- [WHAT IS ASKED]
Check every line of the material below for "Arduino". Give the number of lines that have it, and only that.

- [THE RECORDS]
....
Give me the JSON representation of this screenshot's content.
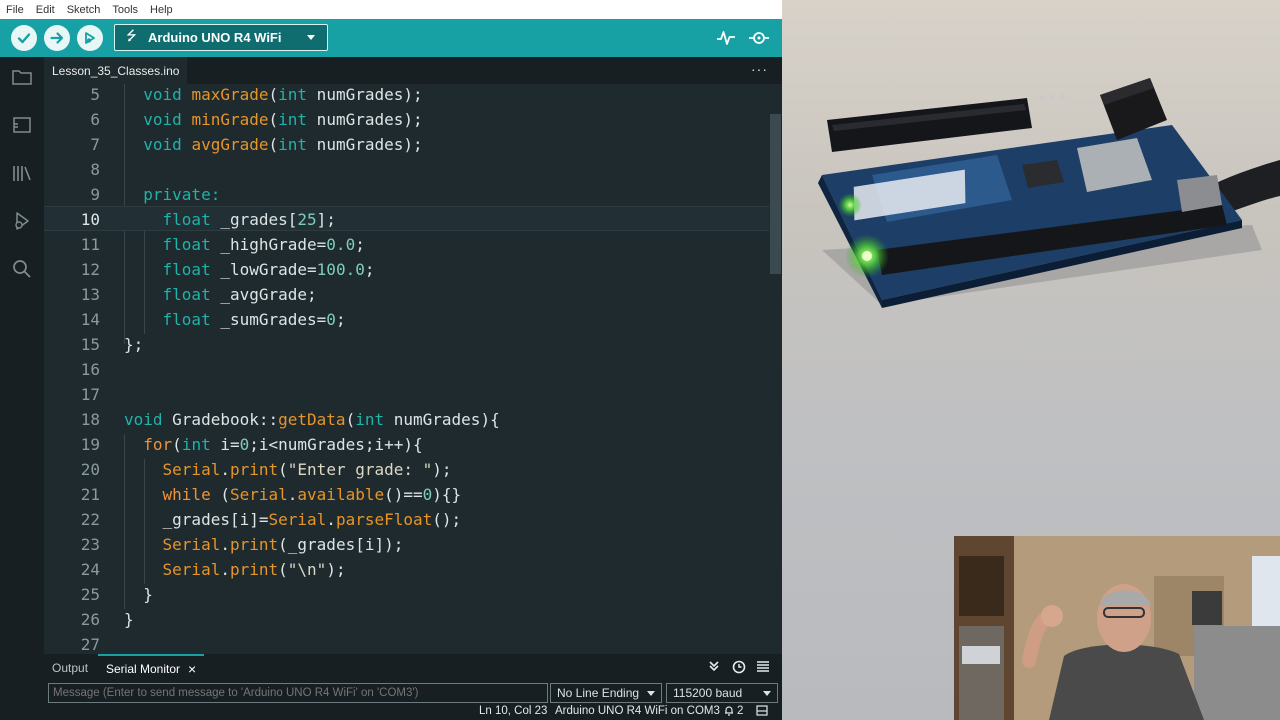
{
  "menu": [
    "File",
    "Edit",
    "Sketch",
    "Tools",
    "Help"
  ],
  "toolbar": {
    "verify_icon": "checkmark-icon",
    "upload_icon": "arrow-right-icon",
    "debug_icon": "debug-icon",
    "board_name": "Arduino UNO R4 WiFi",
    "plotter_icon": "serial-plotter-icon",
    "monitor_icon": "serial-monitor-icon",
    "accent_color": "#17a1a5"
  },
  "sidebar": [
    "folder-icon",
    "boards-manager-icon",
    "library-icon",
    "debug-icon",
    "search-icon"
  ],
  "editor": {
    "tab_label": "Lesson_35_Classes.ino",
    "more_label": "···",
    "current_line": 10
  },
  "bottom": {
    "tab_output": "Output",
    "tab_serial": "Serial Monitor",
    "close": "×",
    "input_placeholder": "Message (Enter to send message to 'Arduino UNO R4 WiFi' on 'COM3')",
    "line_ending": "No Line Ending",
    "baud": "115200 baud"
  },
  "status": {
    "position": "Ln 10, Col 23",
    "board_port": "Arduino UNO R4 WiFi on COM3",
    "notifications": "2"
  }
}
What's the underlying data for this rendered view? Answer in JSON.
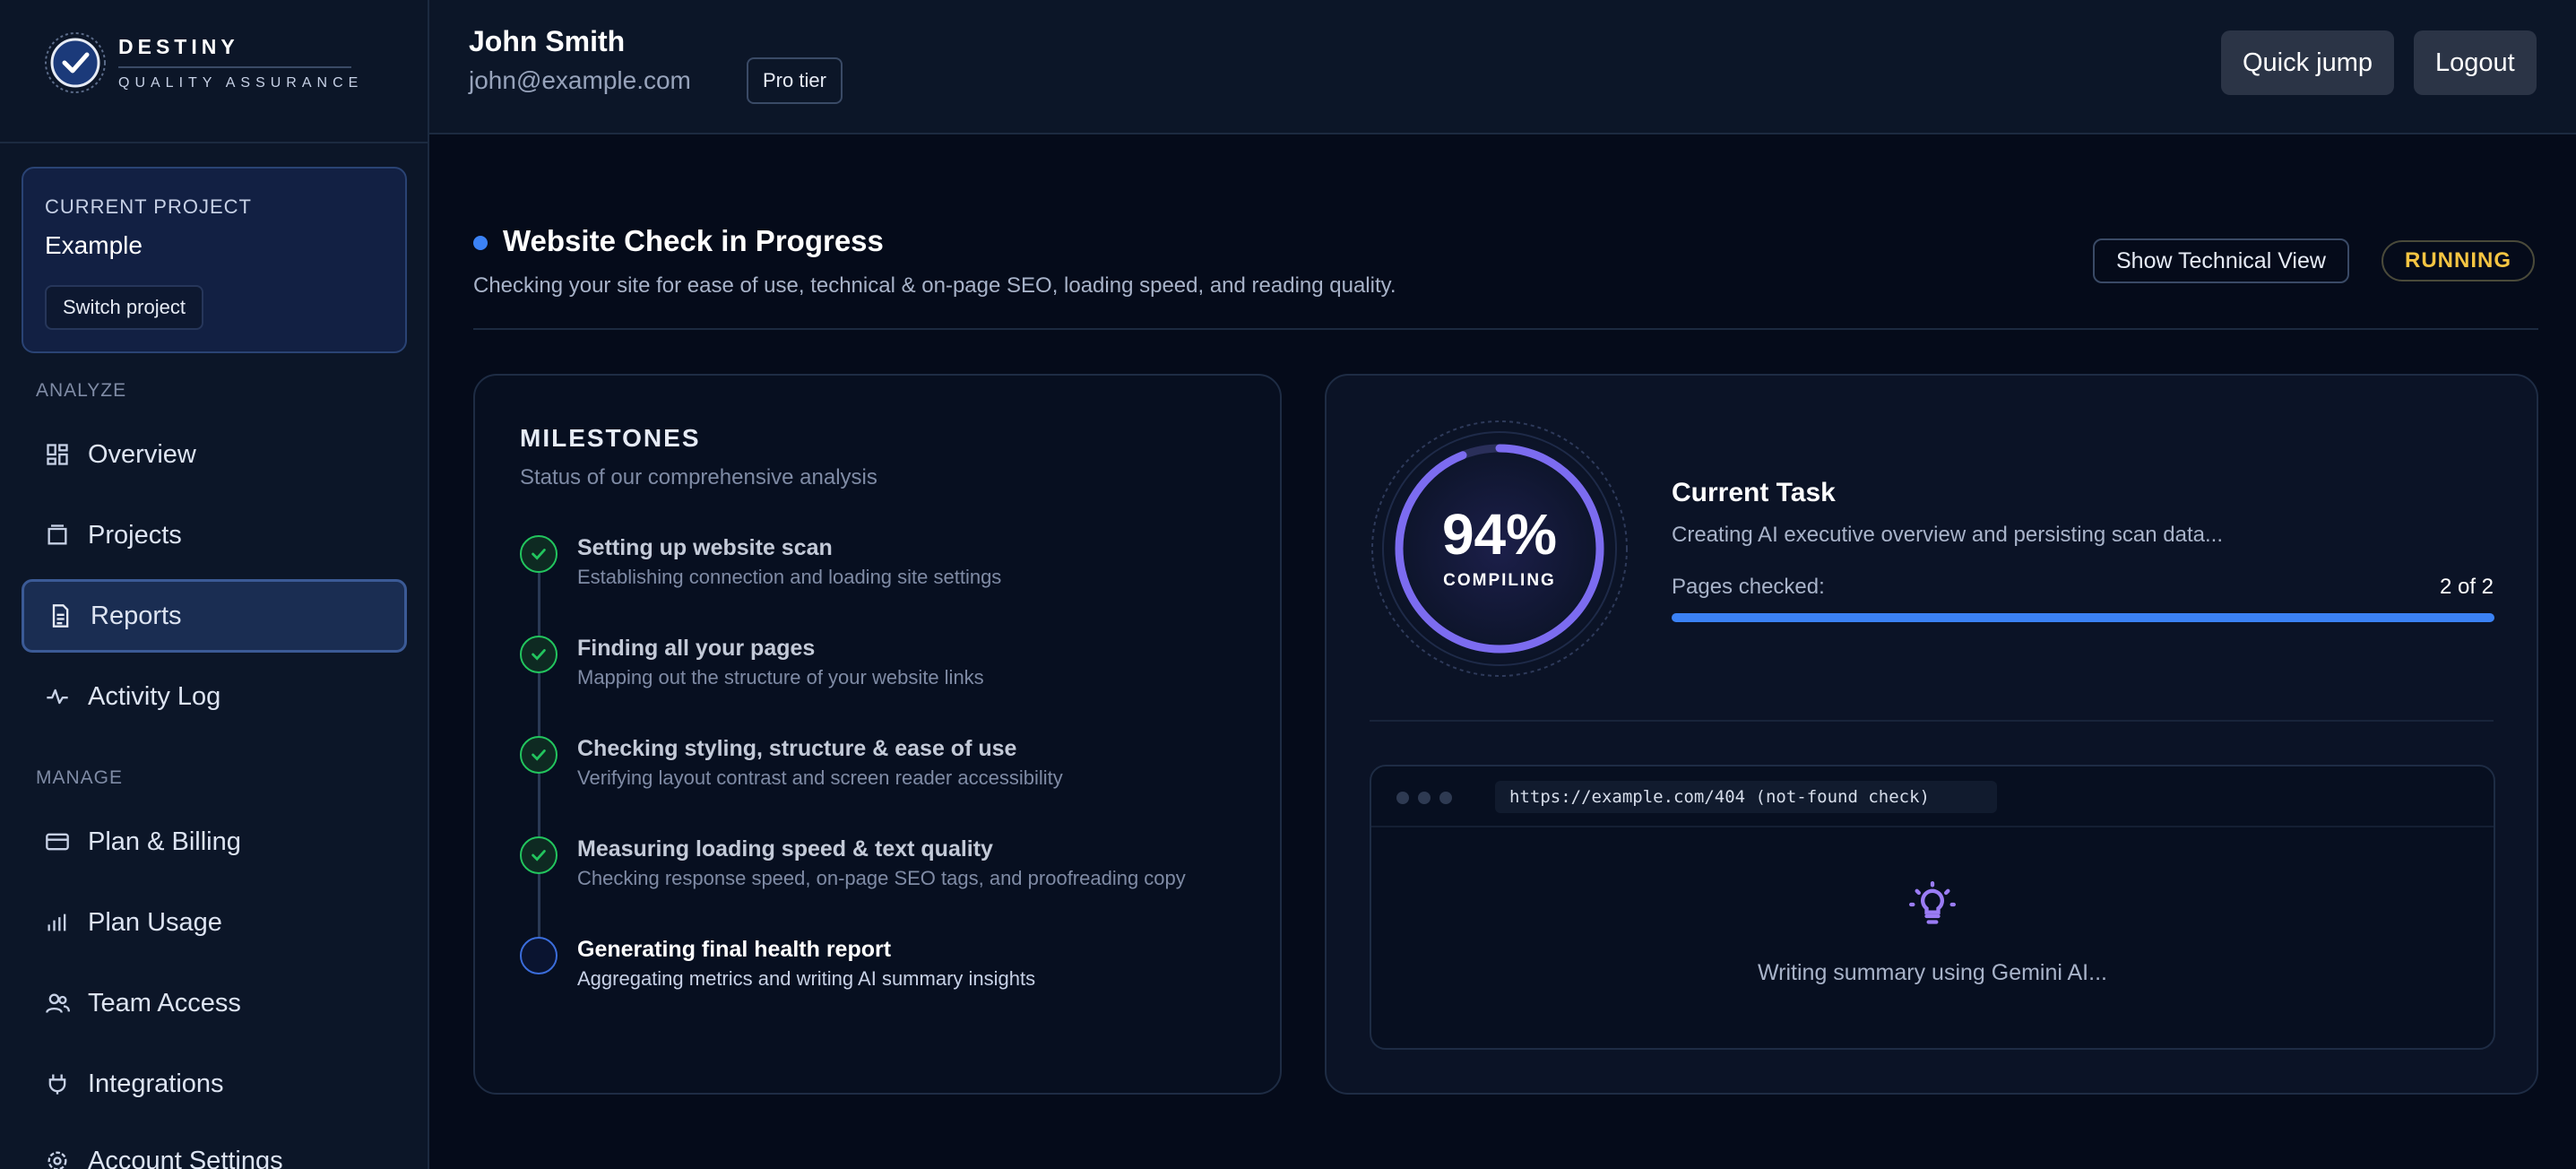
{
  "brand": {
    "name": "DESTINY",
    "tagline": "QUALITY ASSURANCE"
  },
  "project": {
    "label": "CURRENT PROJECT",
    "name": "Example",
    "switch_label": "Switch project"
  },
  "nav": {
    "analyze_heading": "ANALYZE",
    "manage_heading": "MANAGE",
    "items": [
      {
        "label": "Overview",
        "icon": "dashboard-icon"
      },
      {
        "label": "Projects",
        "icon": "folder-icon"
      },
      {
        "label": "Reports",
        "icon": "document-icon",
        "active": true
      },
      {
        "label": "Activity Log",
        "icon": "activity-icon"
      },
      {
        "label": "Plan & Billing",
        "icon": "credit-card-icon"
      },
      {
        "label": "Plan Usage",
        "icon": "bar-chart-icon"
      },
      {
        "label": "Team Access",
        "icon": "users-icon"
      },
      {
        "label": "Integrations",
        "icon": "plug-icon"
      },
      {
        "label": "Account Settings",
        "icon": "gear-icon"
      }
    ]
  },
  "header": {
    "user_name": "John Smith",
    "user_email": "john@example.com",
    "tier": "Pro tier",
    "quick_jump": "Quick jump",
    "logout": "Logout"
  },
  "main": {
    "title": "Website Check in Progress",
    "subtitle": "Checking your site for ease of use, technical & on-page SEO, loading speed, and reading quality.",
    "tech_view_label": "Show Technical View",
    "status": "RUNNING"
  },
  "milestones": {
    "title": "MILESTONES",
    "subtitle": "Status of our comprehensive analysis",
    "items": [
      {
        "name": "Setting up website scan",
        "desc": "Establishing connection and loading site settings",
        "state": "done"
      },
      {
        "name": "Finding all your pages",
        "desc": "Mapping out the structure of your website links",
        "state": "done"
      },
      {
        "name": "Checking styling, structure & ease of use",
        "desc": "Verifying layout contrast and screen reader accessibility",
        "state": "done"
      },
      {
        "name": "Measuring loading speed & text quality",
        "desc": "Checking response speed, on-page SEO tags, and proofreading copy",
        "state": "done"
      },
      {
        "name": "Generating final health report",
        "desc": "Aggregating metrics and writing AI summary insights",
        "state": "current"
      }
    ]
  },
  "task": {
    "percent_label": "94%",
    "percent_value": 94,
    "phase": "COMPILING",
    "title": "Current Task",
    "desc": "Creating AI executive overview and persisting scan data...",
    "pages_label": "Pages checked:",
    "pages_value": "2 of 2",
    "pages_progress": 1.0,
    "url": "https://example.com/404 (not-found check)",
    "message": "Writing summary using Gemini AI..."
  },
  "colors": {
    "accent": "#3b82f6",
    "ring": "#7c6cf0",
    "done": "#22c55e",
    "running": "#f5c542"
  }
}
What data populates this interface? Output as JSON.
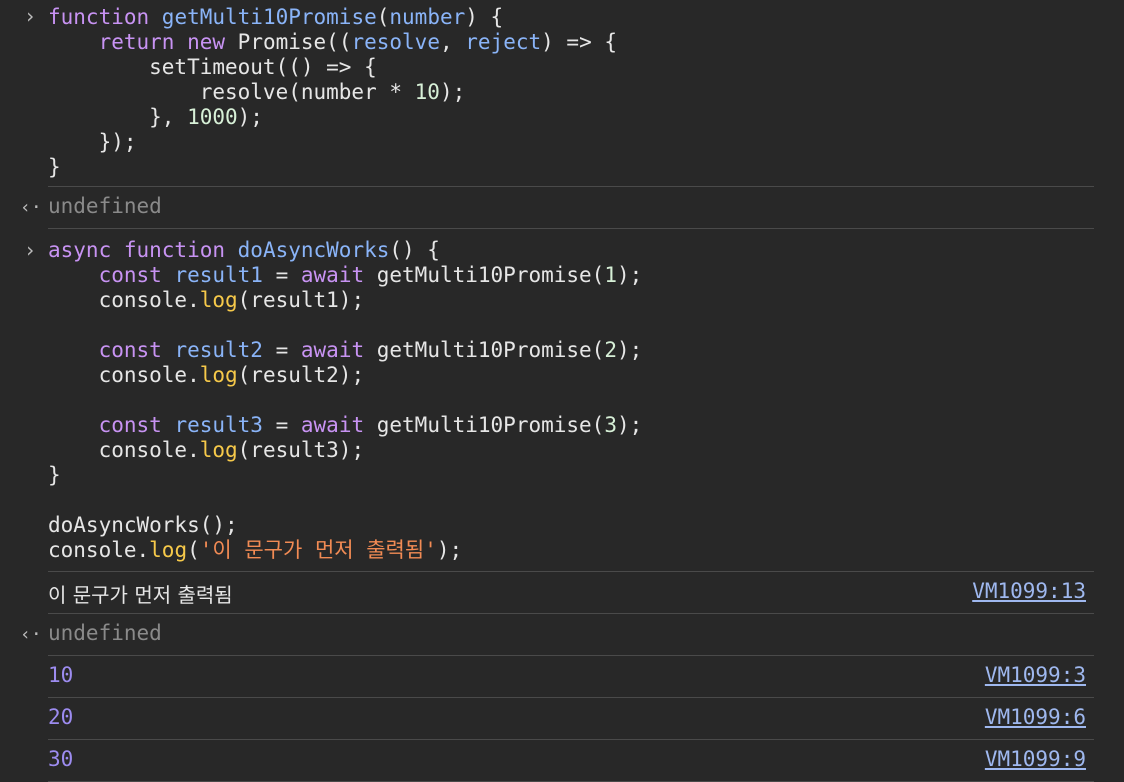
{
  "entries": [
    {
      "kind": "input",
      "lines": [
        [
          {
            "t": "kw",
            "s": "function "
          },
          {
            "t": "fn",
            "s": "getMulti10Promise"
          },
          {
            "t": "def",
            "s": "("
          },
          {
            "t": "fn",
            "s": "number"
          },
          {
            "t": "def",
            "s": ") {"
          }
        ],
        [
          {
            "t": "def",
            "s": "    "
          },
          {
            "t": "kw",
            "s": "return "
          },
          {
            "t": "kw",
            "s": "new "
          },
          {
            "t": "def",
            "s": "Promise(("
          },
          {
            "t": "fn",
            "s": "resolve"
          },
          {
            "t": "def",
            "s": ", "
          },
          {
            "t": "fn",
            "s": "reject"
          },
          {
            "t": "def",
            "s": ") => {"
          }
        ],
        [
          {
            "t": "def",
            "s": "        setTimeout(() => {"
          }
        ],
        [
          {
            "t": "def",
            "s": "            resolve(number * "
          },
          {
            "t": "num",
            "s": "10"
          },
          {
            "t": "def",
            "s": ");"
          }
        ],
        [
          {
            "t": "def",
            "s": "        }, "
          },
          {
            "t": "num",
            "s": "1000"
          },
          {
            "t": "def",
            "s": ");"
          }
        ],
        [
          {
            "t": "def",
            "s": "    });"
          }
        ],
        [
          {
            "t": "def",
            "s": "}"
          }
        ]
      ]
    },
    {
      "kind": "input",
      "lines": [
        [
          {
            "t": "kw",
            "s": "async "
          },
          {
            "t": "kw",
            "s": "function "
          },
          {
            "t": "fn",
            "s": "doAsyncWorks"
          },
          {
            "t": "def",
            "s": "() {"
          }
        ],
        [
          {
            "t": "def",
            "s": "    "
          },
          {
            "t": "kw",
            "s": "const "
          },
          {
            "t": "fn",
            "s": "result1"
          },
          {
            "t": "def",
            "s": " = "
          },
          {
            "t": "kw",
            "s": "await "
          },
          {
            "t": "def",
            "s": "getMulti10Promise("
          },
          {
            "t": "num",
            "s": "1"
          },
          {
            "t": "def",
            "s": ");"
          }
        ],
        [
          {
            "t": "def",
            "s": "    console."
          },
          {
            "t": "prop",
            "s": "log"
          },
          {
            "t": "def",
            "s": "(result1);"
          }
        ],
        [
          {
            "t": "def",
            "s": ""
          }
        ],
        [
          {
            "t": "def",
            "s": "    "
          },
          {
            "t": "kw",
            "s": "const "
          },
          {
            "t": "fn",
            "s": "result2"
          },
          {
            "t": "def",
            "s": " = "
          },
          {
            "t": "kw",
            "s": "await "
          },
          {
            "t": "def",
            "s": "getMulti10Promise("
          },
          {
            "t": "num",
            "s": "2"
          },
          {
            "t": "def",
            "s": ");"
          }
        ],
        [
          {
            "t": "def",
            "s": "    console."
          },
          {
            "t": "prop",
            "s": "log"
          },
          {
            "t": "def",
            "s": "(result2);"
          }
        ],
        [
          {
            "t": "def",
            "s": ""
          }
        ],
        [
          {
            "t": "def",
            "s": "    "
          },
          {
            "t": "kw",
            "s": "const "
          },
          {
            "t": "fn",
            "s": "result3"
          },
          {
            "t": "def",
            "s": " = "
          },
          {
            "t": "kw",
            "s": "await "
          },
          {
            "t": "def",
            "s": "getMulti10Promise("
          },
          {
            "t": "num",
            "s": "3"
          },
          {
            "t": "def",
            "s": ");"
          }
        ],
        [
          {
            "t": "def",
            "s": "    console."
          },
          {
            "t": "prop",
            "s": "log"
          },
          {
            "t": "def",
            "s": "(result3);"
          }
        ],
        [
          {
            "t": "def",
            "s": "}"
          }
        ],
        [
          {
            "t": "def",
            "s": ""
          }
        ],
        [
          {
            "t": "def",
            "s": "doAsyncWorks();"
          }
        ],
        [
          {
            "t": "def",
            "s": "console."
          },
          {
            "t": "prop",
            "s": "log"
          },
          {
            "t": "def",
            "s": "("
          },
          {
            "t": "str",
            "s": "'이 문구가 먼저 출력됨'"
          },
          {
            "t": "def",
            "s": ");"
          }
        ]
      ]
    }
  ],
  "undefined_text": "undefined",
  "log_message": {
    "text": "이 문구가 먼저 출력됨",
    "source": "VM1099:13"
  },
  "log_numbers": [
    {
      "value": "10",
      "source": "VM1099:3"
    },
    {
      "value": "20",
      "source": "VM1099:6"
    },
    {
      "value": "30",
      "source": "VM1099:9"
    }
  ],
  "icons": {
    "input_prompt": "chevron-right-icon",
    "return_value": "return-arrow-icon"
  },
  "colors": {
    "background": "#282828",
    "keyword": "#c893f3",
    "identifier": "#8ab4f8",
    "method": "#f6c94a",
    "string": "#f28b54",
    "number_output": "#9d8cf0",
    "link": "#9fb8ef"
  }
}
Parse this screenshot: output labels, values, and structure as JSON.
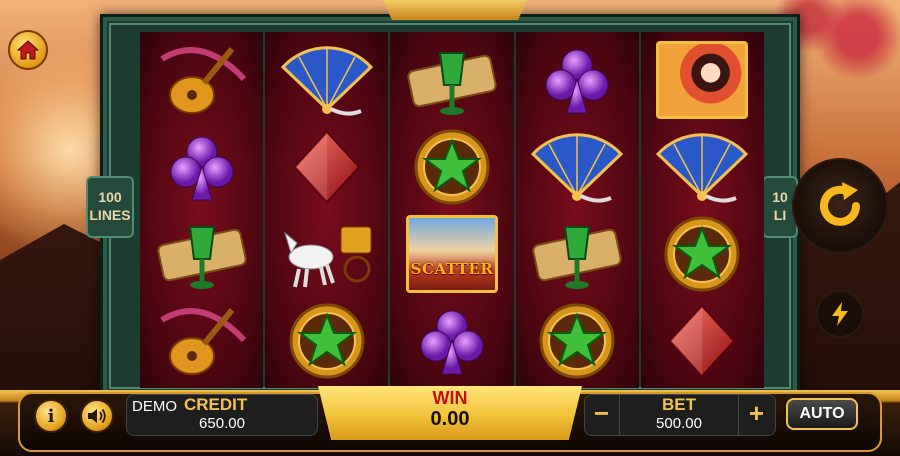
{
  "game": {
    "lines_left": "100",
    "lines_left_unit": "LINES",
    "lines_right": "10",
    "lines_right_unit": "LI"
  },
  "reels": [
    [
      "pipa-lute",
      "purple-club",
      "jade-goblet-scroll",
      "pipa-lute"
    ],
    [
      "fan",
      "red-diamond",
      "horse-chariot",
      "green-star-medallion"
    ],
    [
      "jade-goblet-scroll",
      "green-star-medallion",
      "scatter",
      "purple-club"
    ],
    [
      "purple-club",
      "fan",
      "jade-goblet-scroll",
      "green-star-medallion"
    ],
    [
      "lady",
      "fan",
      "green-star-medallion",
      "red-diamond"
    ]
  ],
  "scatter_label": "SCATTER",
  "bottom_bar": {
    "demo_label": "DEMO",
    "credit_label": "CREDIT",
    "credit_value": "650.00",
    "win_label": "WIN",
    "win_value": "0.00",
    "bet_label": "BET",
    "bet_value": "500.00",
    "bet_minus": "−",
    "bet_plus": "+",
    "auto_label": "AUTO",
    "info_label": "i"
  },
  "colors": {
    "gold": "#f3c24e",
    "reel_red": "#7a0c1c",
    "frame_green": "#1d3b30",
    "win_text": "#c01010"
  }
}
....
- [RESULT OF THIS EXERCISE]
3